In the post about Apple and Flash below, what two limitations do mobile devices have that desktop PCs do not?

- Text to read:
....
03 May 2010

Apple and Flash

I want to take a moment and chime in on the current Apple vs. Flash debate, especially in light of Steve Jobs's recent note on the subject. There has been plenty of intelligent discussion on this in the last few days, amidst the din of bias and aggression that tends to accompany the subject. But it seems to me that some key points, at least to my mind, have not received the prominence they deserve.

To me, the most important first step in understanding the quickly evolving world of mobile technology, and many of Apple's curious stances, is to accept that mobile devices are fundamentally different from desktop PC's. Mobile devices have limitations on their user interfaces and their capacity to draw power in a way that desktop PC's do not. These two limitations dramatically change the approach one must take when building software for these devices. The mobile devices I speak of embody a world somewhere between single-purpose devices such as the EEG or altimeter, and the general purpose PC.
....
- Extracted data:
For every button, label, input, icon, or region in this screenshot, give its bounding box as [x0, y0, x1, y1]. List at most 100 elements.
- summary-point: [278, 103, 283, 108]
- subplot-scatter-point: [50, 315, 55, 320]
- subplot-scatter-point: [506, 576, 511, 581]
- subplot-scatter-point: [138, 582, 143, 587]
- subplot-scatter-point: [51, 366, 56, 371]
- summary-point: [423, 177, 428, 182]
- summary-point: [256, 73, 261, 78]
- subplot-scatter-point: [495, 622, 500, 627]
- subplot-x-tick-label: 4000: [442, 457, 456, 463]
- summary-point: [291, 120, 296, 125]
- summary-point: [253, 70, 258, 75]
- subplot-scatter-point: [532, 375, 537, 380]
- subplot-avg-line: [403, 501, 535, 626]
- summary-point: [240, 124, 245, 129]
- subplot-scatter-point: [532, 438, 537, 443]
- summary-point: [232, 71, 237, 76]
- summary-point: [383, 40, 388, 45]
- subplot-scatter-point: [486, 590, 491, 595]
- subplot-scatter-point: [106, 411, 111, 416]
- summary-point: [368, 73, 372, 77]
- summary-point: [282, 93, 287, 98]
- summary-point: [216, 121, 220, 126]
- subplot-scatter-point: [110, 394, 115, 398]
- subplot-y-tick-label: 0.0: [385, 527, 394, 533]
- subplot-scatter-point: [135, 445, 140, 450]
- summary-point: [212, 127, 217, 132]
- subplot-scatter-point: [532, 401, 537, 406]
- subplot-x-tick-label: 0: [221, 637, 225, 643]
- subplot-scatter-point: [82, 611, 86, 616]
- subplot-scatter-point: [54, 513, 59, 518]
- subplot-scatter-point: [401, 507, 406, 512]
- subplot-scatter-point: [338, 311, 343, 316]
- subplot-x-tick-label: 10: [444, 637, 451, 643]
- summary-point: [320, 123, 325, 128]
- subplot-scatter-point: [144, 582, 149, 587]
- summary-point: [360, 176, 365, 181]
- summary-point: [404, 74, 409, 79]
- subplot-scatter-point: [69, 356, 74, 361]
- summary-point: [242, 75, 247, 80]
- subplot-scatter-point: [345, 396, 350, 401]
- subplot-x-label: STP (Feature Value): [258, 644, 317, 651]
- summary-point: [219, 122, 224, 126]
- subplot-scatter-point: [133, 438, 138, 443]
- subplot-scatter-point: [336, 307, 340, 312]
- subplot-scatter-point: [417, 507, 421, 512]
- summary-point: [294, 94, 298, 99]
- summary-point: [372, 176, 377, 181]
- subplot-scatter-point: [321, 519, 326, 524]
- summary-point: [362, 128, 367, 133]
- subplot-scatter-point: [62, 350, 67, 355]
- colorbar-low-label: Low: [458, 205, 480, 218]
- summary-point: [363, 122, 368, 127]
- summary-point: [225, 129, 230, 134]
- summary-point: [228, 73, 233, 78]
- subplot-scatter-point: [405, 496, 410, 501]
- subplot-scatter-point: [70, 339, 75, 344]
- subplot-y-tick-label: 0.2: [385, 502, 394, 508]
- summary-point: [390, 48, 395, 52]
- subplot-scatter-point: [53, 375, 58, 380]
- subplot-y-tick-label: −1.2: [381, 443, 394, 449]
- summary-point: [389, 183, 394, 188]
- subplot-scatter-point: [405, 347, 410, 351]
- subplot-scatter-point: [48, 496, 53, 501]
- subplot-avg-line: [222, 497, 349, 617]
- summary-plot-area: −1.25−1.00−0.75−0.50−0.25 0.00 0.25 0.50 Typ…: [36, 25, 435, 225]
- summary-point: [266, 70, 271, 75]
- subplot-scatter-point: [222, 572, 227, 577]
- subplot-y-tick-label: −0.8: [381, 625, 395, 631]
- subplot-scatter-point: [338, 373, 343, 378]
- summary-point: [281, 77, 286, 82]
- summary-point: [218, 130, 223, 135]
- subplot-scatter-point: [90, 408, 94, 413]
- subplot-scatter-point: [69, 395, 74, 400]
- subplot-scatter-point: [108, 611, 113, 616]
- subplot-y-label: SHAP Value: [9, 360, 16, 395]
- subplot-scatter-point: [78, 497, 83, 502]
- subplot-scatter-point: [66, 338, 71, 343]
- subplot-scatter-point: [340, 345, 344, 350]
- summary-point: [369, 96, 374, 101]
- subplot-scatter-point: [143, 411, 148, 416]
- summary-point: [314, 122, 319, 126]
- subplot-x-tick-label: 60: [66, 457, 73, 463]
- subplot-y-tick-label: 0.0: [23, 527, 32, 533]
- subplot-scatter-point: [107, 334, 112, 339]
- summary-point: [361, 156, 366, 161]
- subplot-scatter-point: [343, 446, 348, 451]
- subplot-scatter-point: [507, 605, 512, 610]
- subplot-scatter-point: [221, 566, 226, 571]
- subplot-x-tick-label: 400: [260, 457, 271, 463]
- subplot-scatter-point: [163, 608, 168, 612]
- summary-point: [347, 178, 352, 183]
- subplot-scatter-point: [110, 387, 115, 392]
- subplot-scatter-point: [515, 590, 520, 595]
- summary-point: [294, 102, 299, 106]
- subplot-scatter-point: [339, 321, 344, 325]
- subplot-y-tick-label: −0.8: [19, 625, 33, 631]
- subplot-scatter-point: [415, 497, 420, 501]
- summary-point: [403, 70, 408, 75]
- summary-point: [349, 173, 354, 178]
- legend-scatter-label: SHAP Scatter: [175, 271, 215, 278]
....
- The output:
Limitations on their user interfaces and on their capacity to draw power.